◆ **Records provided**:
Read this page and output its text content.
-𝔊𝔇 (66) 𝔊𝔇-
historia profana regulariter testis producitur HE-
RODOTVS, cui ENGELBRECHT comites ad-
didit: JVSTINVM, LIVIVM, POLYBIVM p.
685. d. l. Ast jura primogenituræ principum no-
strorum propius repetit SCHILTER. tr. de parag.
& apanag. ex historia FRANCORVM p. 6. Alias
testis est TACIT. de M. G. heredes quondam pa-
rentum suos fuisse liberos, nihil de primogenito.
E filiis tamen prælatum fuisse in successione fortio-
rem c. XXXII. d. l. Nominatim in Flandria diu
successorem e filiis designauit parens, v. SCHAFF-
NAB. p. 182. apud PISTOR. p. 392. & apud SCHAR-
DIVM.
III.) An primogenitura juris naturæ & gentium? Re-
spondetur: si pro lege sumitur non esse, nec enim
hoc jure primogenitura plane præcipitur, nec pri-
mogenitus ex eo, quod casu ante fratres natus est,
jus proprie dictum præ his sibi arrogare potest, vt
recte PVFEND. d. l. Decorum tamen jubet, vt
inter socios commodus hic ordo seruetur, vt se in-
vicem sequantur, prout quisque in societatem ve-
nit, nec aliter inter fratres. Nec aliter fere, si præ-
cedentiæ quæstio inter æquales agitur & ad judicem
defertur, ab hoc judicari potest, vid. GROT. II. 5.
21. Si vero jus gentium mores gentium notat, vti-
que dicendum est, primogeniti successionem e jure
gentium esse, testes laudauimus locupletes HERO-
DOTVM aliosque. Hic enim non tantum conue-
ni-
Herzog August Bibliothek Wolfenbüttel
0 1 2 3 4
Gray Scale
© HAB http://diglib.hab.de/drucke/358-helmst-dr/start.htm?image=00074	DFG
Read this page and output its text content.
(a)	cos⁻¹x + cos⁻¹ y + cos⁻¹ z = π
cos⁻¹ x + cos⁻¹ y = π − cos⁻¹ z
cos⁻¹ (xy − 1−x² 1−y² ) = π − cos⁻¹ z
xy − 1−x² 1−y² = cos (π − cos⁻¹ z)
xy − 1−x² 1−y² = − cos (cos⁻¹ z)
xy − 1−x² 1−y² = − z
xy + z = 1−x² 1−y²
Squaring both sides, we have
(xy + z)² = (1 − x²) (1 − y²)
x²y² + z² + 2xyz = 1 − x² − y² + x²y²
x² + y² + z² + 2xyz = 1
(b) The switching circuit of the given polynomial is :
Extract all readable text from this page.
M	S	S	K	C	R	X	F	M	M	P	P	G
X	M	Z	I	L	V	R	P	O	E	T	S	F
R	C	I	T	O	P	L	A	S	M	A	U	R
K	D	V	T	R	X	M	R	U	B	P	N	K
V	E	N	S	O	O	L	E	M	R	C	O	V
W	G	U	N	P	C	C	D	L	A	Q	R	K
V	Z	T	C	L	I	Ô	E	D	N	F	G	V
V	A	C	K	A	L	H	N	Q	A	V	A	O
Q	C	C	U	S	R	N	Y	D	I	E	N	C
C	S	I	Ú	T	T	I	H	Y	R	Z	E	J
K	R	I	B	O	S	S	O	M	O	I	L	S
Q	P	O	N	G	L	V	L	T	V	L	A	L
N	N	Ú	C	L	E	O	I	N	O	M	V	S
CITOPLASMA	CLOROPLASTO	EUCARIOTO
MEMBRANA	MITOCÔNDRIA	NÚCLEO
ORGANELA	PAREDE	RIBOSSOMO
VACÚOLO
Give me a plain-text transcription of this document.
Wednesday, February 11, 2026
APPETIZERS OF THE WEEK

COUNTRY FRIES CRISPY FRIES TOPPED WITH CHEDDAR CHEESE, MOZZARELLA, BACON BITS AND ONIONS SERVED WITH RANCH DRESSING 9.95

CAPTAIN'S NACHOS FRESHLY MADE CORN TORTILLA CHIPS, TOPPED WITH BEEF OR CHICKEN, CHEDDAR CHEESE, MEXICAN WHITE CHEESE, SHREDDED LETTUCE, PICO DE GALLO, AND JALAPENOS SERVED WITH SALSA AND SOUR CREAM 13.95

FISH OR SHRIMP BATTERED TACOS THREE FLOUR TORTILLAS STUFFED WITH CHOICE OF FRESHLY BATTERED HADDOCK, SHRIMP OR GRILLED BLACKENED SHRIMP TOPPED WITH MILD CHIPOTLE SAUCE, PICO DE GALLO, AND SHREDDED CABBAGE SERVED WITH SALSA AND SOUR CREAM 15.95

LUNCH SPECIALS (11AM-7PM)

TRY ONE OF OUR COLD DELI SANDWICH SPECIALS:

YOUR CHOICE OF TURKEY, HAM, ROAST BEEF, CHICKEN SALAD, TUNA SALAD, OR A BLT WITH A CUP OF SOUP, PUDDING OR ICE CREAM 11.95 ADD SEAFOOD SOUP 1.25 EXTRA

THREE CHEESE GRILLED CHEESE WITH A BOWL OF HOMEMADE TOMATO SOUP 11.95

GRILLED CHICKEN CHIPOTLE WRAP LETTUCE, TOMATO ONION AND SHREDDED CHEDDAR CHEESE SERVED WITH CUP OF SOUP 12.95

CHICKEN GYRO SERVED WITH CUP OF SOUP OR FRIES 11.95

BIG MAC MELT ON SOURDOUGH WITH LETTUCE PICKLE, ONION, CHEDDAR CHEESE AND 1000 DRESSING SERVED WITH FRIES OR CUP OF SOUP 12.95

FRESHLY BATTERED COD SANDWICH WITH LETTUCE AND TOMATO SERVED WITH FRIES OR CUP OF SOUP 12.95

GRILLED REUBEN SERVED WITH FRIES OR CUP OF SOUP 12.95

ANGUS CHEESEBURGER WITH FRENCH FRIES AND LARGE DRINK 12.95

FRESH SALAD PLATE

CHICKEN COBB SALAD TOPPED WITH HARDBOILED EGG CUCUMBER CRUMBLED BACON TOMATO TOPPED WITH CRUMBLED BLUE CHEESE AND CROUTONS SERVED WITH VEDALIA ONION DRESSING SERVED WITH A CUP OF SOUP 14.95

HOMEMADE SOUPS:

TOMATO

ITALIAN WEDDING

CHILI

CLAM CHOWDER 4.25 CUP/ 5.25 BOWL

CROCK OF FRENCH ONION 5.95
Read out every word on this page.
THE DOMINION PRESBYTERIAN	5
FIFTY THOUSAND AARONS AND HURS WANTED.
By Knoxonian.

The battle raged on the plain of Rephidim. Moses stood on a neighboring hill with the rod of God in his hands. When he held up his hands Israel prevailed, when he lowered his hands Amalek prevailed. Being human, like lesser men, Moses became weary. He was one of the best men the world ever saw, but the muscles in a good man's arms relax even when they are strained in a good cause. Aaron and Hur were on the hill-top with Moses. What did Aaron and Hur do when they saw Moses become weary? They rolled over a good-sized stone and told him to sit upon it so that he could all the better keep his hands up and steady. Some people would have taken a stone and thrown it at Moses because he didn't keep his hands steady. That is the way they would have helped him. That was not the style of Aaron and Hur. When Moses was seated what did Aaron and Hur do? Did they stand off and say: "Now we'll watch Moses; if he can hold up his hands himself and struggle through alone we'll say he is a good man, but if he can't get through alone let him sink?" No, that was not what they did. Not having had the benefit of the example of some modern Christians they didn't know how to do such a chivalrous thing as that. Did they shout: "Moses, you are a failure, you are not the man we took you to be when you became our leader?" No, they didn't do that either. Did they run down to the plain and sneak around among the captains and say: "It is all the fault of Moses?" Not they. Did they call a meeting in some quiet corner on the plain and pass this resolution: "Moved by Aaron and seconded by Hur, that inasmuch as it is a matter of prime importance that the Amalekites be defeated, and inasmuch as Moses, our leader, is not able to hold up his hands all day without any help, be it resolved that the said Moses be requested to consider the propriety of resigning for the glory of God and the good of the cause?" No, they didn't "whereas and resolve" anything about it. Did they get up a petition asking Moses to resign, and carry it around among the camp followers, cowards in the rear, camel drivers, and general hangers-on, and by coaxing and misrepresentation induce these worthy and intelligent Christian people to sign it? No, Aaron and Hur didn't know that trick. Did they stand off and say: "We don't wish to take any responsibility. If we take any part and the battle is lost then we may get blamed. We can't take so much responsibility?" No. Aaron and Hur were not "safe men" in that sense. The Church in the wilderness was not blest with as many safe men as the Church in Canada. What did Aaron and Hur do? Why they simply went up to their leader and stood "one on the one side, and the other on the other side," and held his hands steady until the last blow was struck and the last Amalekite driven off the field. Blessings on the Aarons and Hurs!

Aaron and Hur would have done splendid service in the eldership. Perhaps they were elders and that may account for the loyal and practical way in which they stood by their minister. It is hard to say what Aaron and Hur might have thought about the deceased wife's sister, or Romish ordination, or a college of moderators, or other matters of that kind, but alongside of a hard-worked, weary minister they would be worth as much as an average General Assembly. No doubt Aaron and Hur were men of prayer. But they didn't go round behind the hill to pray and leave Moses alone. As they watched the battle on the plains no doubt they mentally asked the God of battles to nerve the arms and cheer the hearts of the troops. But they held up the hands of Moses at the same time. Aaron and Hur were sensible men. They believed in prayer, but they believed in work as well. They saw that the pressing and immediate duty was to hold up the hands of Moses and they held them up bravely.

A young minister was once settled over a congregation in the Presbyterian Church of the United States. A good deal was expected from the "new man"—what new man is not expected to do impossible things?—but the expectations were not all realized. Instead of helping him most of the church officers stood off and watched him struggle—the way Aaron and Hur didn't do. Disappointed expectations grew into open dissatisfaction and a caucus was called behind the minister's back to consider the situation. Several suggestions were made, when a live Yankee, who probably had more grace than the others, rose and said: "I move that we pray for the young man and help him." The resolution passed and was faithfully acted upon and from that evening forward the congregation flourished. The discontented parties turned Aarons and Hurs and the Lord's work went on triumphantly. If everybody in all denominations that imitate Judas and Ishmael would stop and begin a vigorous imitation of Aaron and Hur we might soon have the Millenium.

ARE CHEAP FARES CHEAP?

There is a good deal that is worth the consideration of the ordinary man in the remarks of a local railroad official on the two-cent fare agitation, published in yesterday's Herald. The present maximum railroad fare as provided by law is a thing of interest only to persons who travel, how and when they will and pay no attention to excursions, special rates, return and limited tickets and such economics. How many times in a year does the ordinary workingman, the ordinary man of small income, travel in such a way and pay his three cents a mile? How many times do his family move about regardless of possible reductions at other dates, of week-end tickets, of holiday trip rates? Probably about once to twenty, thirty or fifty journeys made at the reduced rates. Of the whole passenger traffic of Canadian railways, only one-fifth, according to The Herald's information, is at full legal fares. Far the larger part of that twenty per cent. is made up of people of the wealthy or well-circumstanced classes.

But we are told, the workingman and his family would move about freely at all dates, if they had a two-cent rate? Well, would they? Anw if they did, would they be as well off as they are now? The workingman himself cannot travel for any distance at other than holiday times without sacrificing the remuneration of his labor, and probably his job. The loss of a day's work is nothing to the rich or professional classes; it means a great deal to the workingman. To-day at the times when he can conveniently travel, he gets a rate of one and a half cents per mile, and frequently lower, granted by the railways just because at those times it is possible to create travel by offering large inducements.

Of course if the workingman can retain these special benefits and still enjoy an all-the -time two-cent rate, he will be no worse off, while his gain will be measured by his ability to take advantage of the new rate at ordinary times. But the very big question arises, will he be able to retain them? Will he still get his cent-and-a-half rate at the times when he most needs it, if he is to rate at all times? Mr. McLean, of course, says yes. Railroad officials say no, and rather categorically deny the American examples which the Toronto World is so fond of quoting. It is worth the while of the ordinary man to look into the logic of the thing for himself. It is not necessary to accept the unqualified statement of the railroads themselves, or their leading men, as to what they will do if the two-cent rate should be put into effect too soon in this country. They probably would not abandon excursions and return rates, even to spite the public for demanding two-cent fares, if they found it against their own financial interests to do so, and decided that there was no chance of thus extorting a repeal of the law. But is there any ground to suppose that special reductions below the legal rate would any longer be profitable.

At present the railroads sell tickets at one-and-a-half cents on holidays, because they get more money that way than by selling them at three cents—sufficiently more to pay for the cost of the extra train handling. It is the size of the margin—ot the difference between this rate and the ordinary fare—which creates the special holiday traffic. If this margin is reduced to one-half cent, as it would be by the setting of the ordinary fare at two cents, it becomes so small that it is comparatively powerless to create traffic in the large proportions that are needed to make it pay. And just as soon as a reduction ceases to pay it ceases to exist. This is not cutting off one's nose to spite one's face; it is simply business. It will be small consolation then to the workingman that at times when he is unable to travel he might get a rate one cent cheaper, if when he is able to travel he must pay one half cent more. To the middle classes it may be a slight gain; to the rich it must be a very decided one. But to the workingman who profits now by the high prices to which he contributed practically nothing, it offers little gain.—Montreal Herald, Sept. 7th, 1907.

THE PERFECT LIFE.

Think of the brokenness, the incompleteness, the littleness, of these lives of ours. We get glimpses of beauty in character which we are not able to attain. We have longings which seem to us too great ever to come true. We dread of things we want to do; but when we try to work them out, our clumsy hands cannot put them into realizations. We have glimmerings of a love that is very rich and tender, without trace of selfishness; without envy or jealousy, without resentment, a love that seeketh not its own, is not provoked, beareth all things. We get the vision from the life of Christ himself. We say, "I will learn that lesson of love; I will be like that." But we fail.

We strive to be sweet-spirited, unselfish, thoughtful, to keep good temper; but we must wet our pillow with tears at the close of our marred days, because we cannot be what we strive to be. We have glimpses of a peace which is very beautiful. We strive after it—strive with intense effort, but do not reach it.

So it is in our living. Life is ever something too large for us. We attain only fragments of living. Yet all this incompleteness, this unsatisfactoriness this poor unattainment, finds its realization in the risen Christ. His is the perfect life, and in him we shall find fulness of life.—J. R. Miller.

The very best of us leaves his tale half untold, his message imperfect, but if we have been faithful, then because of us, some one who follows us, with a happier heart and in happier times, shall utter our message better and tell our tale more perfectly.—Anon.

◆ **Task details**: List all lines from the entries that include the word "BOWL".

◆ **Output of the task**:
THREE CHEESE GRILLED CHEESE WITH A BOWL OF HOMEMADE TOMATO SOUP 11.95
CLAM CHOWDER 4.25 CUP/ 5.25 BOWL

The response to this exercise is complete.